Output the full listing below exactly, without the pictures.

EXTRACTED DATA.

────────────────

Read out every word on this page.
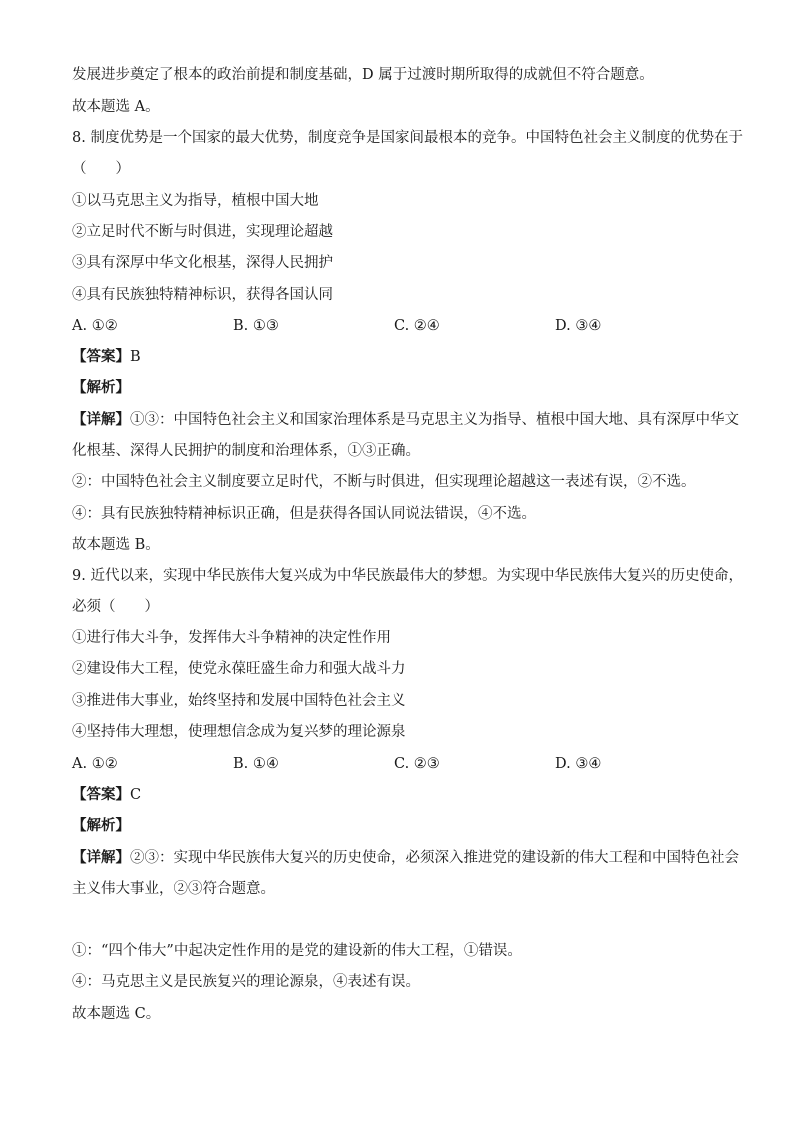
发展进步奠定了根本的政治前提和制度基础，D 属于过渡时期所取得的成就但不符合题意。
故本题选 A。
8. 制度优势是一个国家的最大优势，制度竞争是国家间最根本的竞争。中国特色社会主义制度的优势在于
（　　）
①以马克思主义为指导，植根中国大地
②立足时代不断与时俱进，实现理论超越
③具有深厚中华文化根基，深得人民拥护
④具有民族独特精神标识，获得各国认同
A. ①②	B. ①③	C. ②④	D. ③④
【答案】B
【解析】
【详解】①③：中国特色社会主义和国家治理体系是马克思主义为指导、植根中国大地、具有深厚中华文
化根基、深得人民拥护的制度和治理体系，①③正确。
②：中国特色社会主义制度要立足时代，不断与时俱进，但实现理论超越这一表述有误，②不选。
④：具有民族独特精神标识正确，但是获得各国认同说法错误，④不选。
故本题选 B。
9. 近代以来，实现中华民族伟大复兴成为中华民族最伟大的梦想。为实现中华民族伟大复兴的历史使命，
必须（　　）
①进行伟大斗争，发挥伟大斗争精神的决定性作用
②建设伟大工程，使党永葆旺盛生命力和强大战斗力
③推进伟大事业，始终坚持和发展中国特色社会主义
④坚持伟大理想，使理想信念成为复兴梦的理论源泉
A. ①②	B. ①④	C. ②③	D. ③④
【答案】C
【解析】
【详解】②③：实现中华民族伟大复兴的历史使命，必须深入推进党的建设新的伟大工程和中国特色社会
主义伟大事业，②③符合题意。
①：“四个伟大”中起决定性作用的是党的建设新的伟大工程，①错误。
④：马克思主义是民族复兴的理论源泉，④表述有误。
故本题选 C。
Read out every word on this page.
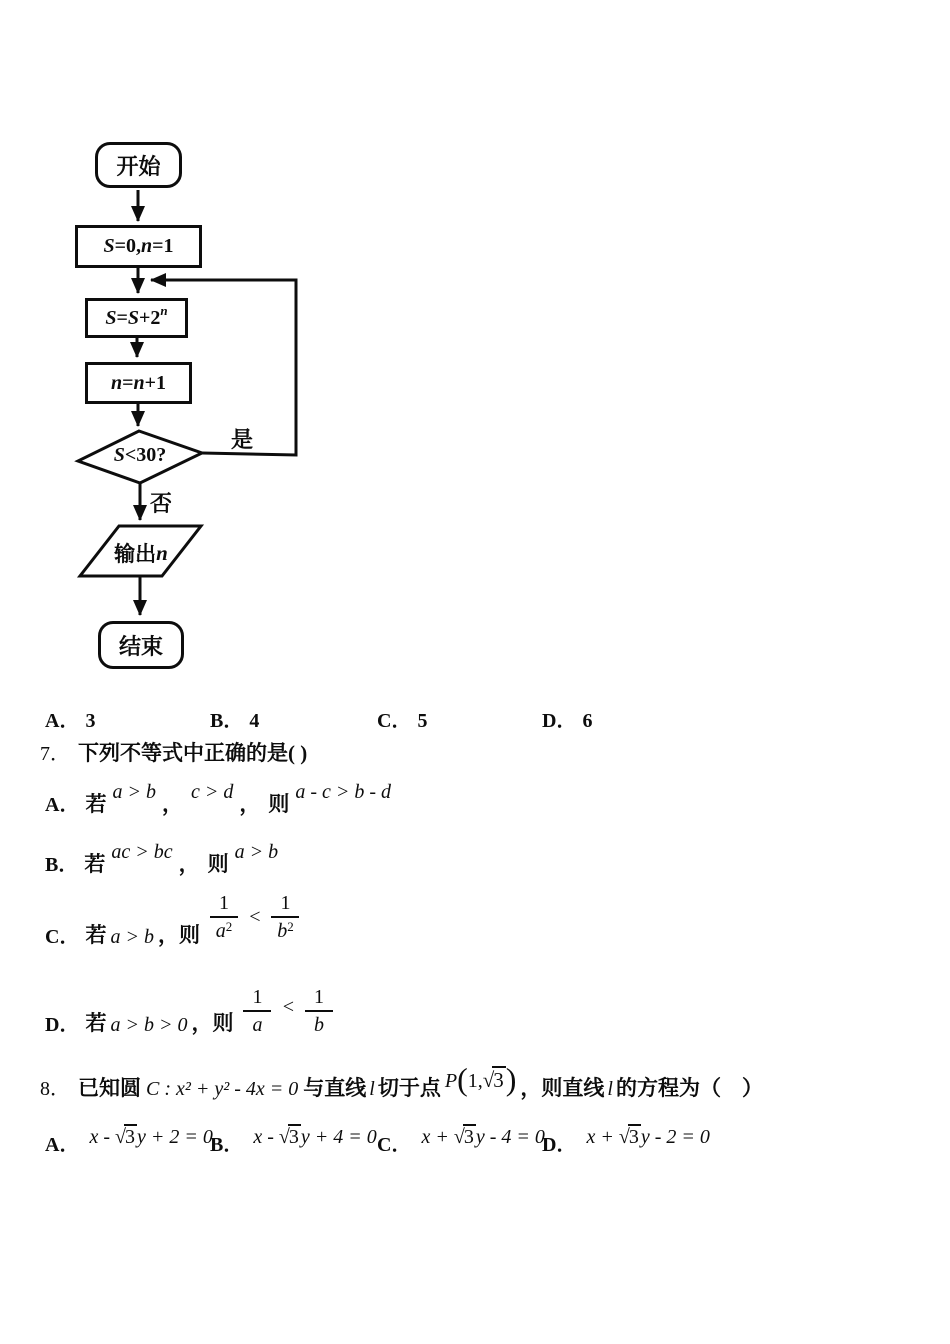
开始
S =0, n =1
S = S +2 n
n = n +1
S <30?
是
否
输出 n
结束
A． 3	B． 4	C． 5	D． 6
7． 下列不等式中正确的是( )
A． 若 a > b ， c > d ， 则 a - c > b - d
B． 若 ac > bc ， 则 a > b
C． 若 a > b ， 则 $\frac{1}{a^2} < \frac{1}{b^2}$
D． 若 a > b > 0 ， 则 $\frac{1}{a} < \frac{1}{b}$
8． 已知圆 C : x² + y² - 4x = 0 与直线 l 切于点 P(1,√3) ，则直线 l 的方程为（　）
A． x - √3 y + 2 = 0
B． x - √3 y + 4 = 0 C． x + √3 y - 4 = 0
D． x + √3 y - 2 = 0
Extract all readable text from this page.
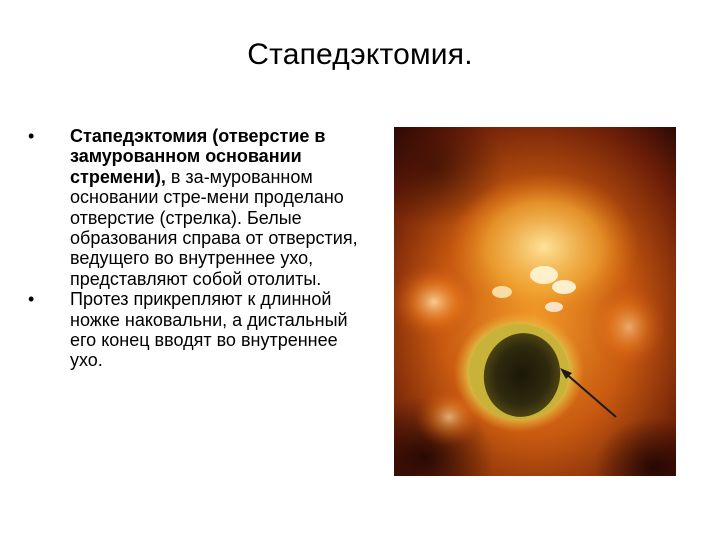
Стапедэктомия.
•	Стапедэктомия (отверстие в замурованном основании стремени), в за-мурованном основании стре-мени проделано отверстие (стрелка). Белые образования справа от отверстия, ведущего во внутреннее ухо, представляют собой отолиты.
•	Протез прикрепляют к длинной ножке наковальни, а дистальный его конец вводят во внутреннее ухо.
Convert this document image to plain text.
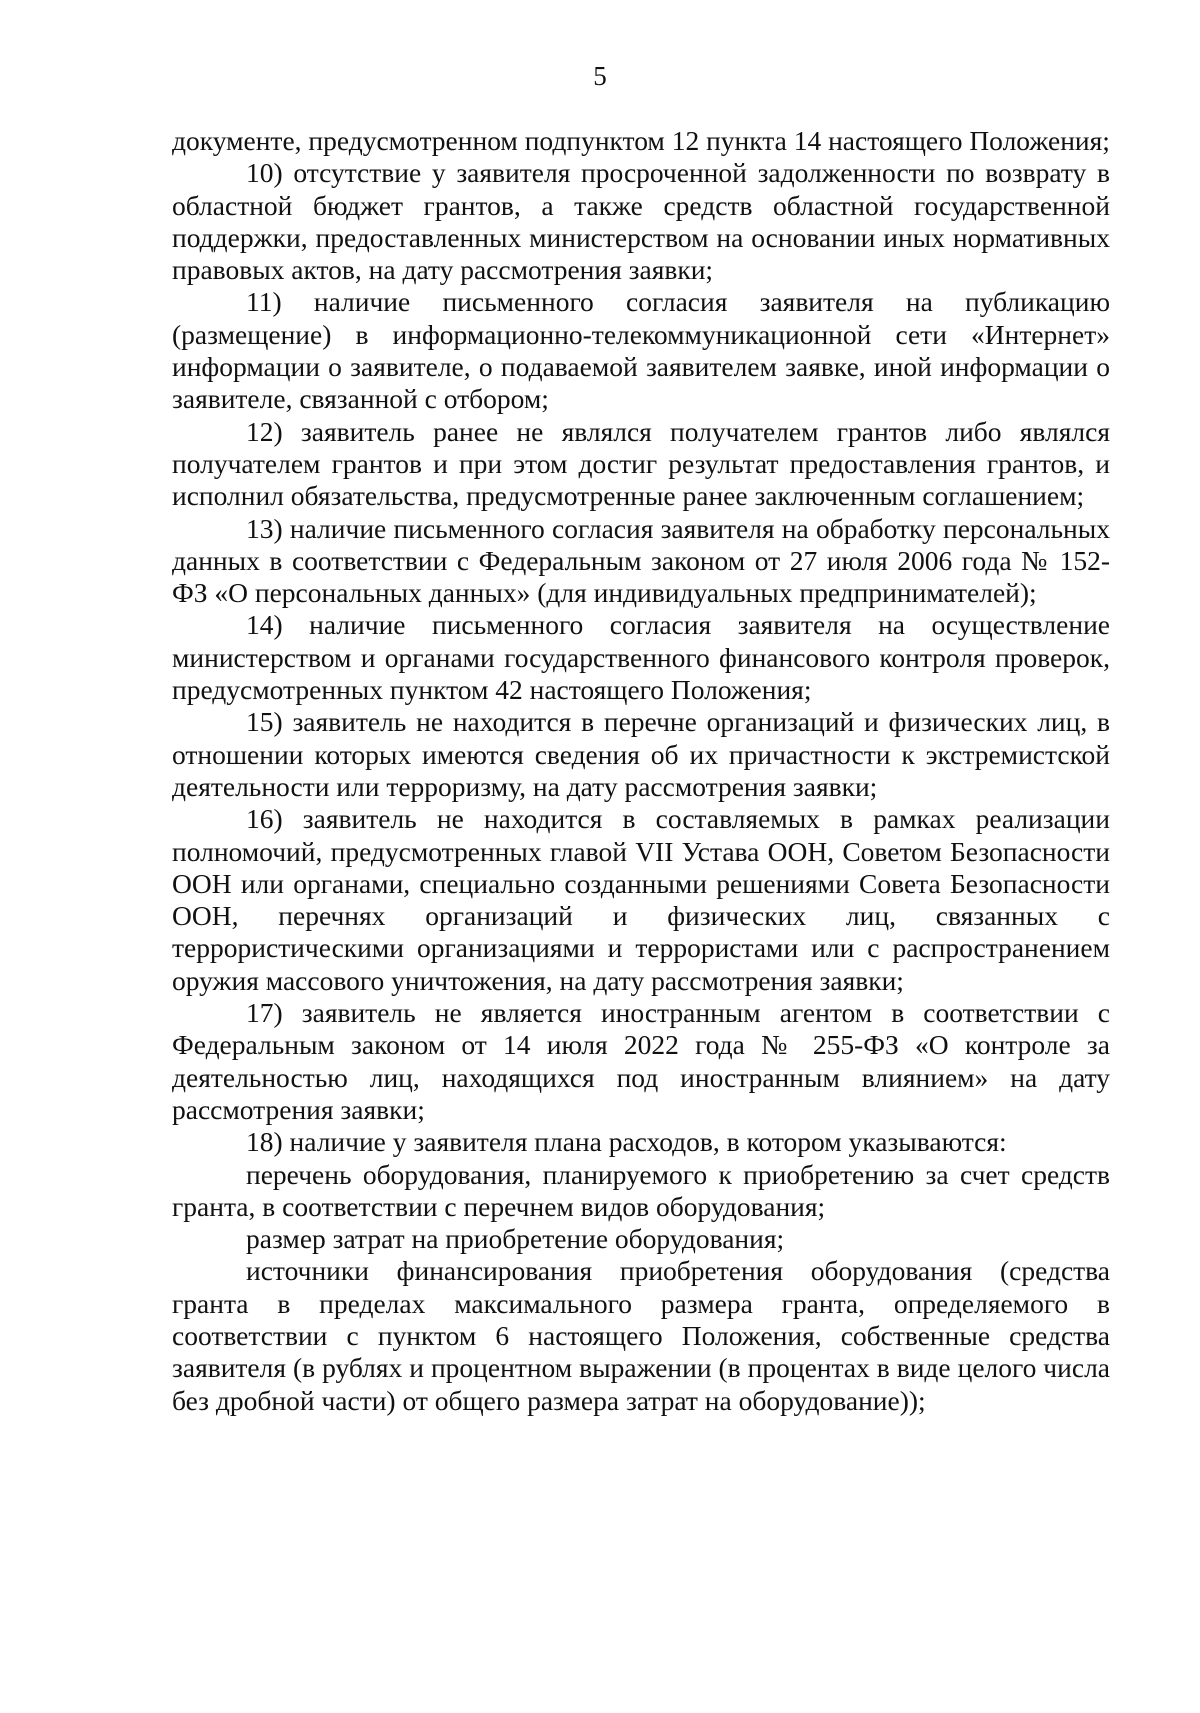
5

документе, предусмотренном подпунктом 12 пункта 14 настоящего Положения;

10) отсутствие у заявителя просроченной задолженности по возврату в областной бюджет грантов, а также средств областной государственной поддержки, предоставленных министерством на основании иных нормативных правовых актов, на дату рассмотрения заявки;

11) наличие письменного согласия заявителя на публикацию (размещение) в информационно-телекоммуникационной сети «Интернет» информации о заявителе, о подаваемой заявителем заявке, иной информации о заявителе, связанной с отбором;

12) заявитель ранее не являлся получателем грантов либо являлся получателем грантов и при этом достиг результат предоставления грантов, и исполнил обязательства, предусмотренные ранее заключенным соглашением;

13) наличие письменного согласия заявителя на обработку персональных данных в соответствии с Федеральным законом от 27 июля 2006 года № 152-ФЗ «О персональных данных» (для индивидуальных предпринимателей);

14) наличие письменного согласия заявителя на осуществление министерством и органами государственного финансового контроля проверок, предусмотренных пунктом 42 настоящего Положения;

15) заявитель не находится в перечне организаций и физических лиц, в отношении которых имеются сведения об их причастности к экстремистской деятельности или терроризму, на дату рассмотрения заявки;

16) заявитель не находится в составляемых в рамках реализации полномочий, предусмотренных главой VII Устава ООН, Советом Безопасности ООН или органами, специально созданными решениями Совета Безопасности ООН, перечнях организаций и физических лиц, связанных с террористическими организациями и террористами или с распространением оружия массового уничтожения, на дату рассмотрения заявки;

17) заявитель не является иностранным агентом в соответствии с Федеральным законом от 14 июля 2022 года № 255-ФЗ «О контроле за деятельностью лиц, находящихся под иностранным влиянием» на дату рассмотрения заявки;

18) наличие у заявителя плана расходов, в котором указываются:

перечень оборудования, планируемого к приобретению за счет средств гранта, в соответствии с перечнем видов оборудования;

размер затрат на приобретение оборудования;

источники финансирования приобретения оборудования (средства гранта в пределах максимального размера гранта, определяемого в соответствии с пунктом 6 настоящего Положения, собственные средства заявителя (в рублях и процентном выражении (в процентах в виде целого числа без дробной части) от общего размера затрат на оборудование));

────────────────

ANSWER FOR THIS EXERCISE.
Read out every word on this page.
发展进步奠定了根本的政治前提和制度基础，D 属于过渡时期所取得的成就但不符合题意。
故本题选 A。
8. 制度优势是一个国家的最大优势，制度竞争是国家间最根本的竞争。中国特色社会主义制度的优势在于
（　　）
①以马克思主义为指导，植根中国大地
②立足时代不断与时俱进，实现理论超越
③具有深厚中华文化根基，深得人民拥护
④具有民族独特精神标识，获得各国认同
A. ①②	B. ①③	C. ②④	D. ③④
【答案】B
【解析】
【详解】①③：中国特色社会主义和国家治理体系是马克思主义为指导、植根中国大地、具有深厚中华文
化根基、深得人民拥护的制度和治理体系，①③正确。
②：中国特色社会主义制度要立足时代，不断与时俱进，但实现理论超越这一表述有误，②不选。
④：具有民族独特精神标识正确，但是获得各国认同说法错误，④不选。
故本题选 B。
9. 近代以来，实现中华民族伟大复兴成为中华民族最伟大的梦想。为实现中华民族伟大复兴的历史使命，
必须（　　）
①进行伟大斗争，发挥伟大斗争精神的决定性作用
②建设伟大工程，使党永葆旺盛生命力和强大战斗力
③推进伟大事业，始终坚持和发展中国特色社会主义
④坚持伟大理想，使理想信念成为复兴梦的理论源泉
A. ①②	B. ①④	C. ②③	D. ③④
【答案】C
【解析】
【详解】②③：实现中华民族伟大复兴的历史使命，必须深入推进党的建设新的伟大工程和中国特色社会
主义伟大事业，②③符合题意。
①：“四个伟大”中起决定性作用的是党的建设新的伟大工程，①错误。
④：马克思主义是民族复兴的理论源泉，④表述有误。
故本题选 C。
Read out every word on this page.
开始
S =0, n =1
S = S +2 n
n = n +1
S <30?
是
否
输出 n
结束
A． 3	B． 4	C． 5	D． 6
7． 下列不等式中正确的是( )
A． 若 a > b ， c > d ， 则 a - c > b - d
B． 若 ac > bc ， 则 a > b
C． 若 a > b ， 则 $\frac{1}{a^2} < \frac{1}{b^2}$
D． 若 a > b > 0 ， 则 $\frac{1}{a} < \frac{1}{b}$
8． 已知圆 C : x² + y² - 4x = 0 与直线 l 切于点 P(1,√3) ，则直线 l 的方程为（　）
A． x - √3 y + 2 = 0
B． x - √3 y + 4 = 0 C． x + √3 y - 4 = 0
D． x + √3 y - 2 = 0
Extract all readable text from this page.
Стапедэктомия.
•	Стапедэктомия (отверстие в замурованном основании стремени), в за-мурованном основании стре-мени проделано отверстие (стрелка). Белые образования справа от отверстия, ведущего во внутреннее ухо, представляют собой отолиты.
•	Протез прикрепляют к длинной ножке наковальни, а дистальный его конец вводят во внутреннее ухо.
Convert this document image to plain text.
5

документе, предусмотренном подпунктом 12 пункта 14 настоящего Положения;

10) отсутствие у заявителя просроченной задолженности по возврату в областной бюджет грантов, а также средств областной государственной поддержки, предоставленных министерством на основании иных нормативных правовых актов, на дату рассмотрения заявки;

11) наличие письменного согласия заявителя на публикацию (размещение) в информационно-телекоммуникационной сети «Интернет» информации о заявителе, о подаваемой заявителем заявке, иной информации о заявителе, связанной с отбором;

12) заявитель ранее не являлся получателем грантов либо являлся получателем грантов и при этом достиг результат предоставления грантов, и исполнил обязательства, предусмотренные ранее заключенным соглашением;

13) наличие письменного согласия заявителя на обработку персональных данных в соответствии с Федеральным законом от 27 июля 2006 года № 152-ФЗ «О персональных данных» (для индивидуальных предпринимателей);

14) наличие письменного согласия заявителя на осуществление министерством и органами государственного финансового контроля проверок, предусмотренных пунктом 42 настоящего Положения;

15) заявитель не находится в перечне организаций и физических лиц, в отношении которых имеются сведения об их причастности к экстремистской деятельности или терроризму, на дату рассмотрения заявки;

16) заявитель не находится в составляемых в рамках реализации полномочий, предусмотренных главой VII Устава ООН, Советом Безопасности ООН или органами, специально созданными решениями Совета Безопасности ООН, перечнях организаций и физических лиц, связанных с террористическими организациями и террористами или с распространением оружия массового уничтожения, на дату рассмотрения заявки;

17) заявитель не является иностранным агентом в соответствии с Федеральным законом от 14 июля 2022 года № 255-ФЗ «О контроле за деятельностью лиц, находящихся под иностранным влиянием» на дату рассмотрения заявки;

18) наличие у заявителя плана расходов, в котором указываются:

перечень оборудования, планируемого к приобретению за счет средств гранта, в соответствии с перечнем видов оборудования;

размер затрат на приобретение оборудования;

источники финансирования приобретения оборудования (средства гранта в пределах максимального размера гранта, определяемого в соответствии с пунктом 6 настоящего Положения, собственные средства заявителя (в рублях и процентном выражении (в процентах в виде целого числа без дробной части) от общего размера затрат на оборудование));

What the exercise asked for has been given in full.